WHAT TO DO: Write out the data again exactly, skipping every picture.

==== SUPPLIED RECORDS ====

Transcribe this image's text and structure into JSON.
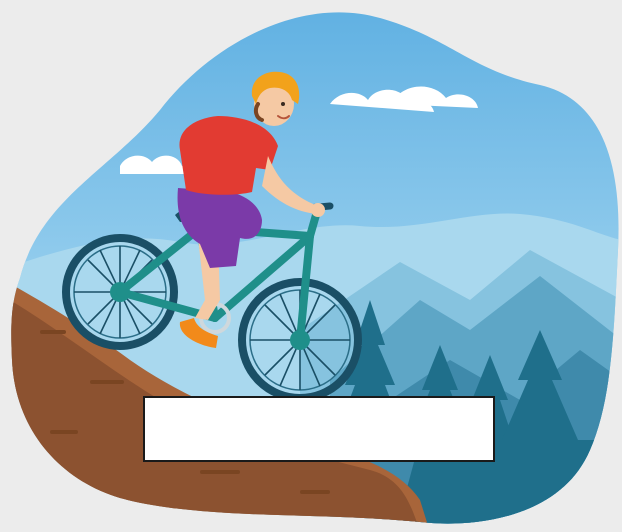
{
  "scene": {
    "subject": "mountain-biker",
    "colors": {
      "page_background": "#ececec",
      "sky_top": "#5fb0e2",
      "sky_bottom": "#bfe5f7",
      "cloud": "#ffffff",
      "mountain_far": "#9ed2ea",
      "mountain_mid": "#74b8d6",
      "mountain_near": "#4f97b7",
      "pine_trees": "#1f6f8b",
      "hill_dirt": "#a8653a",
      "hill_dirt_dark": "#7a4522",
      "bike_frame": "#1f8f8a",
      "wheel_tire": "#1a4f66",
      "shirt": "#e23b32",
      "shorts": "#7b3aa8",
      "helmet": "#f2a21b",
      "skin": "#f5c9a4",
      "shoes": "#f28a1a"
    }
  },
  "label_box": {
    "text": ""
  }
}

====

TASK OUTPUT:
Transcribe this image's text and structure into JSON.
{
  "scene": {
    "subject": "mountain-biker",
    "colors": {
      "page_background": "#ececec",
      "sky_top": "#5fb0e2",
      "sky_bottom": "#bfe5f7",
      "cloud": "#ffffff",
      "mountain_far": "#9ed2ea",
      "mountain_mid": "#74b8d6",
      "mountain_near": "#4f97b7",
      "pine_trees": "#1f6f8b",
      "hill_dirt": "#a8653a",
      "hill_dirt_dark": "#7a4522",
      "bike_frame": "#1f8f8a",
      "wheel_tire": "#1a4f66",
      "shirt": "#e23b32",
      "shorts": "#7b3aa8",
      "helmet": "#f2a21b",
      "skin": "#f5c9a4",
      "shoes": "#f28a1a"
    }
  },
  "label_box": {
    "text": ""
  }
}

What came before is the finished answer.